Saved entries
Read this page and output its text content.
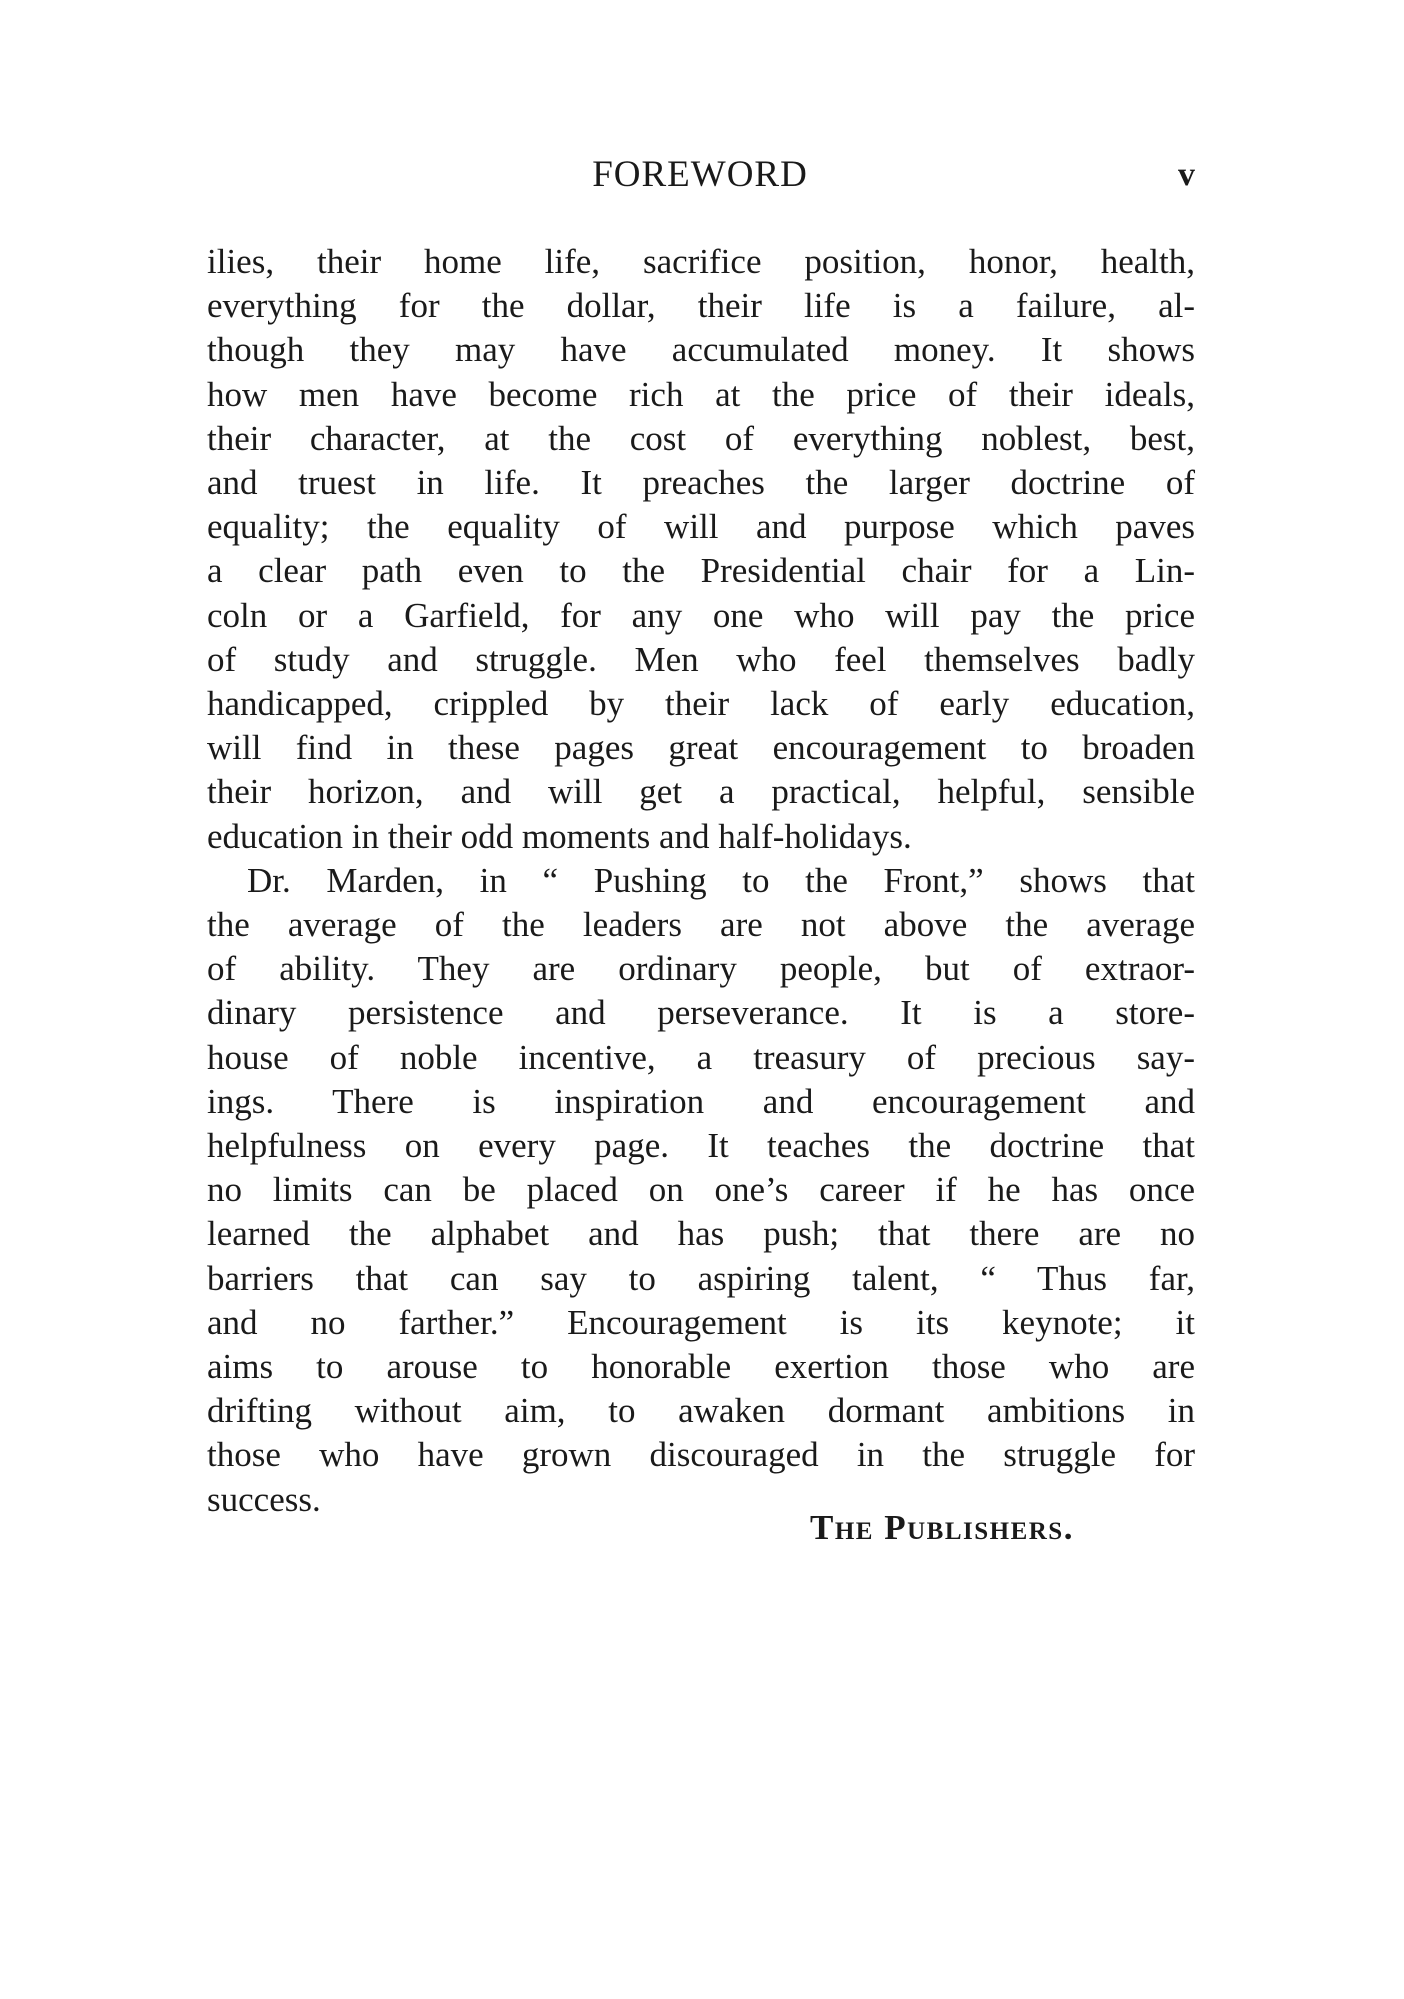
FOREWORD	v
ilies, their home life, sacrifice position, honor, health,
everything for the dollar, their life is a failure, al-
though they may have accumulated money. It shows
how men have become rich at the price of their ideals,
their character, at the cost of everything noblest, best,
and truest in life. It preaches the larger doctrine of
equality; the equality of will and purpose which paves
a clear path even to the Presidential chair for a Lin-
coln or a Garfield, for any one who will pay the price
of study and struggle. Men who feel themselves badly
handicapped, crippled by their lack of early education,
will find in these pages great encouragement to broaden
their horizon, and will get a practical, helpful, sensible
education in their odd moments and half-holidays.
Dr. Marden, in “ Pushing to the Front,” shows that
the average of the leaders are not above the average
of ability. They are ordinary people, but of extraor-
dinary persistence and perseverance. It is a store-
house of noble incentive, a treasury of precious say-
ings. There is inspiration and encouragement and
helpfulness on every page. It teaches the doctrine that
no limits can be placed on one’s career if he has once
learned the alphabet and has push; that there are no
barriers that can say to aspiring talent, “ Thus far,
and no farther.” Encouragement is its keynote; it
aims to arouse to honorable exertion those who are
drifting without aim, to awaken dormant ambitions in
those who have grown discouraged in the struggle for
success.
The Publishers.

What the exercise asks: Exclude the pictures, and transcribe all of the material exactly.

Written answer:
Read this page and output its text content.
FOREWORD	v
ilies, their home life, sacrifice position, honor, health,
everything for the dollar, their life is a failure, al-
though they may have accumulated money. It shows
how men have become rich at the price of their ideals,
their character, at the cost of everything noblest, best,
and truest in life. It preaches the larger doctrine of
equality; the equality of will and purpose which paves
a clear path even to the Presidential chair for a Lin-
coln or a Garfield, for any one who will pay the price
of study and struggle. Men who feel themselves badly
handicapped, crippled by their lack of early education,
will find in these pages great encouragement to broaden
their horizon, and will get a practical, helpful, sensible
education in their odd moments and half-holidays.
Dr. Marden, in “ Pushing to the Front,” shows that
the average of the leaders are not above the average
of ability. They are ordinary people, but of extraor-
dinary persistence and perseverance. It is a store-
house of noble incentive, a treasury of precious say-
ings. There is inspiration and encouragement and
helpfulness on every page. It teaches the doctrine that
no limits can be placed on one’s career if he has once
learned the alphabet and has push; that there are no
barriers that can say to aspiring talent, “ Thus far,
and no farther.” Encouragement is its keynote; it
aims to arouse to honorable exertion those who are
drifting without aim, to awaken dormant ambitions in
those who have grown discouraged in the struggle for
success.
The Publishers.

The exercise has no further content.